◆ **What the task requires**
Which lines contain the string "there"? Please list every one of them.

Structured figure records
—————
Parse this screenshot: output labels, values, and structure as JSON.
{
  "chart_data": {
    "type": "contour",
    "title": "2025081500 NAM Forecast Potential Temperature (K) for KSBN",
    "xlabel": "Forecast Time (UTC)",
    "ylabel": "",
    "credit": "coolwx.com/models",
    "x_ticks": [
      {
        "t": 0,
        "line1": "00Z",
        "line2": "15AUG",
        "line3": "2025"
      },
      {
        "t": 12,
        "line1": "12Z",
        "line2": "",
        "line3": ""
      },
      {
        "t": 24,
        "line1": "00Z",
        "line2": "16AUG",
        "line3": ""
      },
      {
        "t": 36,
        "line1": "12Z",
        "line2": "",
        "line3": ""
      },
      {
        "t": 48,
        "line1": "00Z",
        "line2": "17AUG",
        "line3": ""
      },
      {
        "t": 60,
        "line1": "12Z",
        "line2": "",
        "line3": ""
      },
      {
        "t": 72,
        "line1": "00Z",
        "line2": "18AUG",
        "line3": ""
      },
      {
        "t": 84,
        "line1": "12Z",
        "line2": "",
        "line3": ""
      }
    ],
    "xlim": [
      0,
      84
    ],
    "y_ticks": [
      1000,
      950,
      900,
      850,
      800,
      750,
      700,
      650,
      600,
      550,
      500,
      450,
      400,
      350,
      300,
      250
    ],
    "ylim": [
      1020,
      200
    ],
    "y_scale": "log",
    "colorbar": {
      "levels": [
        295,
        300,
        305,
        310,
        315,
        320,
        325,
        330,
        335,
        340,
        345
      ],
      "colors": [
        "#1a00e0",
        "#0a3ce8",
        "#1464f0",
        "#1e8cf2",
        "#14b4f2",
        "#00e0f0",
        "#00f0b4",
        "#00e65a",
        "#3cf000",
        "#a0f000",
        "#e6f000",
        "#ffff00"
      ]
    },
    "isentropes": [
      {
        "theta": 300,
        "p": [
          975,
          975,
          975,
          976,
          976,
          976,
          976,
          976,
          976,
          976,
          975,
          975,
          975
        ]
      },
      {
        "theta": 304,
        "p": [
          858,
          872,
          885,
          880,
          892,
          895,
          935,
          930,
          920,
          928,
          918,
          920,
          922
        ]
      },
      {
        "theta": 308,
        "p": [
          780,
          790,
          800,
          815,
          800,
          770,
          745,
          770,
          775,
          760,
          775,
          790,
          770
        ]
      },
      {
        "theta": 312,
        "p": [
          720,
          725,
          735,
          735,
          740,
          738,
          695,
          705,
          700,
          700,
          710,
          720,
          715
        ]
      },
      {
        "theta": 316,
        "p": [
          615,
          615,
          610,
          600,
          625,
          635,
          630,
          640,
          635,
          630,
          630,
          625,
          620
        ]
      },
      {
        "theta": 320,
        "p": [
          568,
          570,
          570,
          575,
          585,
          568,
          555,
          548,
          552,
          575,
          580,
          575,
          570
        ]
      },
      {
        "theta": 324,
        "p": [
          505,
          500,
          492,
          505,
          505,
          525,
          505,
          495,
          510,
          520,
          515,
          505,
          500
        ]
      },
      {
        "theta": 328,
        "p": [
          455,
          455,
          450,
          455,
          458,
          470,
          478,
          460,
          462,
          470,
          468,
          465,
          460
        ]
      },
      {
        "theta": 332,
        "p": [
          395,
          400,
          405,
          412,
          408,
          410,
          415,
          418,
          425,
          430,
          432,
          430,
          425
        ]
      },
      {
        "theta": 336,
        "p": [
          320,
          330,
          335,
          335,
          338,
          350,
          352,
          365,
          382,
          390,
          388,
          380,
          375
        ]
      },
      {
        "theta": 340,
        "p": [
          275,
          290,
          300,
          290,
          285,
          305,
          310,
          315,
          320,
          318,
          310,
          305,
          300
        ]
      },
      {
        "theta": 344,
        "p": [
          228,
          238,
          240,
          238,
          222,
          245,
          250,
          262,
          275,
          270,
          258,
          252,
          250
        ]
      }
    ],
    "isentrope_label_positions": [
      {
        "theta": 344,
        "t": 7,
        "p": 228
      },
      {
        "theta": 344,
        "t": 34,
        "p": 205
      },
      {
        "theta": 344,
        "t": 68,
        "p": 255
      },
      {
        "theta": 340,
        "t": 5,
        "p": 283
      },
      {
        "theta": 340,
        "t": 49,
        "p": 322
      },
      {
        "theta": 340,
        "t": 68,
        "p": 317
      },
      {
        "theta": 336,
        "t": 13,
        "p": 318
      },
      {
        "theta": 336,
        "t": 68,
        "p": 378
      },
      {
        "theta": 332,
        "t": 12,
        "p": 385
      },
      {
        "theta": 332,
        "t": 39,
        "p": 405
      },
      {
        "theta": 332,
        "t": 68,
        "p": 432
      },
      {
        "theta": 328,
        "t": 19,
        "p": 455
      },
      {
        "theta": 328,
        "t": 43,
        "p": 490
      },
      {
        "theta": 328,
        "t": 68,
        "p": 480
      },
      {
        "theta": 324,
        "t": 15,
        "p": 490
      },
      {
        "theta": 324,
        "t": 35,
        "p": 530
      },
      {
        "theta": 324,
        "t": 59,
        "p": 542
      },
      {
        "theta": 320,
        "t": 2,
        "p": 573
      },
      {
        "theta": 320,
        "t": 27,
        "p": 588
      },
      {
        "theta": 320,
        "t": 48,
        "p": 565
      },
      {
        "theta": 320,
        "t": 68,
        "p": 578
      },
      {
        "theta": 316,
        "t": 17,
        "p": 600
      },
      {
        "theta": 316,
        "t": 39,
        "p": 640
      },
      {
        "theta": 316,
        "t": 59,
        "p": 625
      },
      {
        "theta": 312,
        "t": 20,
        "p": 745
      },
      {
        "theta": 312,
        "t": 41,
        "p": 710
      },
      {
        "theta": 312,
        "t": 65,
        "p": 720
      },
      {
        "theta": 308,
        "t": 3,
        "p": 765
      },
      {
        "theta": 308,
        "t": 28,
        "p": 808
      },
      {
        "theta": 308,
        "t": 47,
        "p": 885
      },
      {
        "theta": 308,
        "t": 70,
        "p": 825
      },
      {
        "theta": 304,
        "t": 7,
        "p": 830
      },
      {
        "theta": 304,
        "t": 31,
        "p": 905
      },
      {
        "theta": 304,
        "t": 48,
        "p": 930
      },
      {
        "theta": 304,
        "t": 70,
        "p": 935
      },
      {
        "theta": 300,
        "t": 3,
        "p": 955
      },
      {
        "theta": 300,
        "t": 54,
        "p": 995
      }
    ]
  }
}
—————
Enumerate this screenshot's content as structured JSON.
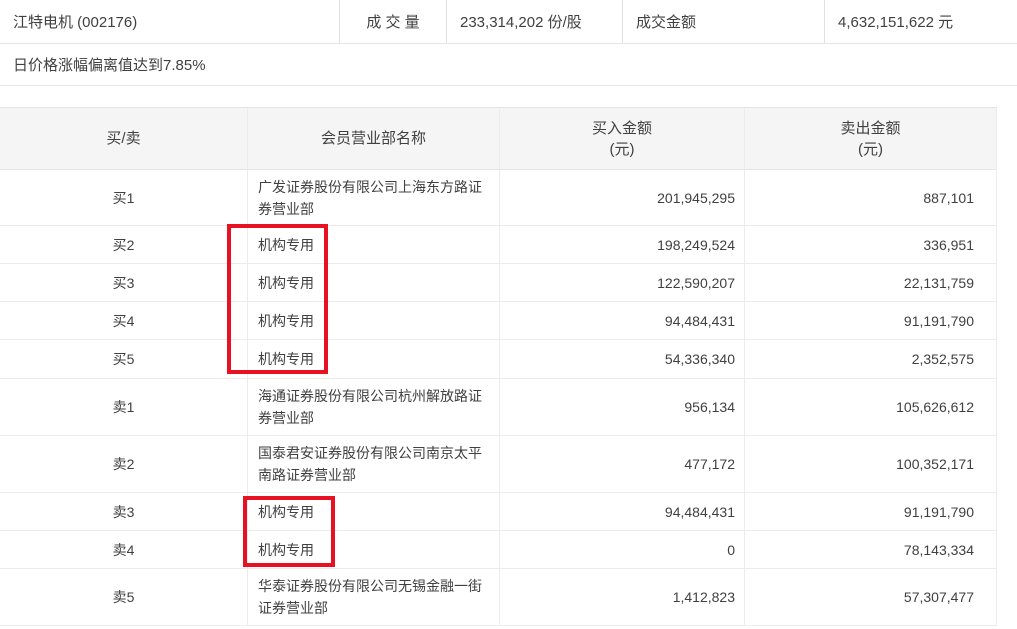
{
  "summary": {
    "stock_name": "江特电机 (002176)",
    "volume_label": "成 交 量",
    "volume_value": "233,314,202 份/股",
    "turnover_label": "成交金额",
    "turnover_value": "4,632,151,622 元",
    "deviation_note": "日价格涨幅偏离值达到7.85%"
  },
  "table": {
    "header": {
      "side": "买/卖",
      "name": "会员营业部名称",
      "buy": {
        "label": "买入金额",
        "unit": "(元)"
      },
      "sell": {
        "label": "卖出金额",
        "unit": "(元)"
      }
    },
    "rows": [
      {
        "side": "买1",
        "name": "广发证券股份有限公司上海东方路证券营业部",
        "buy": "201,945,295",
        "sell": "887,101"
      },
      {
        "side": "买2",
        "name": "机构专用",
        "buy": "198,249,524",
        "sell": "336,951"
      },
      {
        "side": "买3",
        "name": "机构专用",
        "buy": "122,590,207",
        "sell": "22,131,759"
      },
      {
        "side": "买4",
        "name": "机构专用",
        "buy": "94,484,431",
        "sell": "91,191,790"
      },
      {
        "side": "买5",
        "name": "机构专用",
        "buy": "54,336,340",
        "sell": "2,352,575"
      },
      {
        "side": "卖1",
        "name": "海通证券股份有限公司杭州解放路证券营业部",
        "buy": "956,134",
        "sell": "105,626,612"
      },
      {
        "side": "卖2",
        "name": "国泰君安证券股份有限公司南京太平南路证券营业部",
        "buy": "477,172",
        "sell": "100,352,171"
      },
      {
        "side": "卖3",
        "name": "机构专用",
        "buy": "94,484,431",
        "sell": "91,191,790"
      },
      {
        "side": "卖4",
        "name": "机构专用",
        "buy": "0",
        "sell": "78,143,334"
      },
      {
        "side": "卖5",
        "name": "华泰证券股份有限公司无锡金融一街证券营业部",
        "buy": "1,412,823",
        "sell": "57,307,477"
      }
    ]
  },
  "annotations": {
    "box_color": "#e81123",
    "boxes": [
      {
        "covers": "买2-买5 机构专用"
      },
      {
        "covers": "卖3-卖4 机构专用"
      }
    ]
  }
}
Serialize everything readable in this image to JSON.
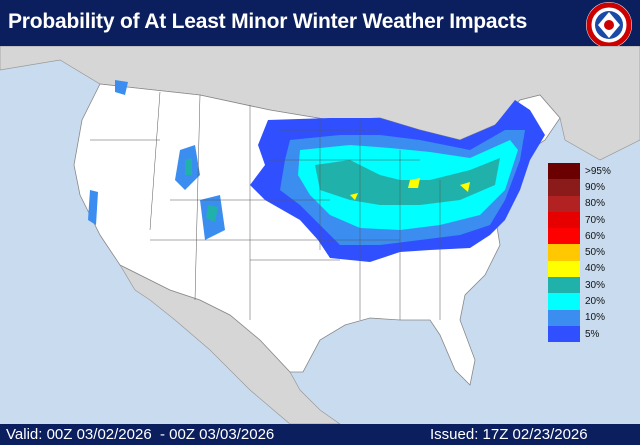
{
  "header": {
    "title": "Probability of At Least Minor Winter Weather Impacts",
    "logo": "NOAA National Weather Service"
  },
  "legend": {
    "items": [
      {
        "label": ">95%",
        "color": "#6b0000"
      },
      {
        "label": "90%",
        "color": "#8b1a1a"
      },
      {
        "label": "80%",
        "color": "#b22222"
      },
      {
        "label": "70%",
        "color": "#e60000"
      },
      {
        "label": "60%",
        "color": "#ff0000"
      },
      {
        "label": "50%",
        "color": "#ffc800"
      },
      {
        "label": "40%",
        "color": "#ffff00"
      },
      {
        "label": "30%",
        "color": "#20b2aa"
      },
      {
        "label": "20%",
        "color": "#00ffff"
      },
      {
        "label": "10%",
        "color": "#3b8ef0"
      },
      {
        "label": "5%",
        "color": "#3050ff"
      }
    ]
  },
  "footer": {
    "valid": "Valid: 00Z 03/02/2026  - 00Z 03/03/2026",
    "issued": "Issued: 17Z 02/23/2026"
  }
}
—————
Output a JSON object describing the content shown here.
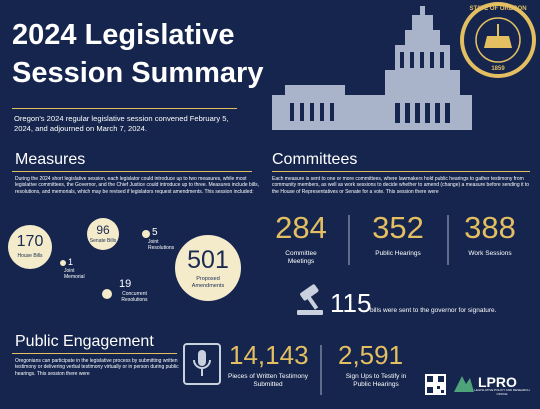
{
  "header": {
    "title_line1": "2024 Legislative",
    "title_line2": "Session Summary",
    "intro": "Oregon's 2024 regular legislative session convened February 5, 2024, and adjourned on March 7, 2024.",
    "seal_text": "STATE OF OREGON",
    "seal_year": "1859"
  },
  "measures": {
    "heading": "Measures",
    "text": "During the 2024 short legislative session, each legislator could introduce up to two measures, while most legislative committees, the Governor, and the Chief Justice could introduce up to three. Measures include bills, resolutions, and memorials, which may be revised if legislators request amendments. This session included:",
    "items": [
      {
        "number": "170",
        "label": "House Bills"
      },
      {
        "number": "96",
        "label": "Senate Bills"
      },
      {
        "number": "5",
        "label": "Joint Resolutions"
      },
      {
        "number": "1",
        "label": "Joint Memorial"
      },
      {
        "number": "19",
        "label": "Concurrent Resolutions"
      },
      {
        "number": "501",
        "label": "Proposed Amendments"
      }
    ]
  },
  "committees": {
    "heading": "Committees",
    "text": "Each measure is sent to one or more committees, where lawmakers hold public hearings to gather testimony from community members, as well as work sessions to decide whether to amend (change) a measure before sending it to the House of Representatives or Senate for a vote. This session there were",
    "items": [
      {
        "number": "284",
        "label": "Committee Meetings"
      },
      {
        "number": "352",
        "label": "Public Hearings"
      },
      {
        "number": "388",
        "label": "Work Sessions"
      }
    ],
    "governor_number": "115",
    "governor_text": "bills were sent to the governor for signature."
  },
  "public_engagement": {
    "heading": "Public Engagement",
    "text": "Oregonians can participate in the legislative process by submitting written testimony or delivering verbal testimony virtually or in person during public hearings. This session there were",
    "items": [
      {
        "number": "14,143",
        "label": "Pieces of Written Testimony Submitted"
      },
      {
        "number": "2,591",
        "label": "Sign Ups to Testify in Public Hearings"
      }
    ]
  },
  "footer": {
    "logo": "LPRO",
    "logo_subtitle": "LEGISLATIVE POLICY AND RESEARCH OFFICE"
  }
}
—————
◆ **Result below**
    "text": "Each measure is sent to one or more committees, where lawmakers hold public hearings to gather testimony from community members, as well as work sessions to decide whether to amend (change) a measure before sending it to the House of Representatives or Senate for a vote. This session there were",
    "text": "Oregonians can participate in the legislative process by submitting written testimony or delivering verbal testimony virtually or in person during public hearings. This session there were",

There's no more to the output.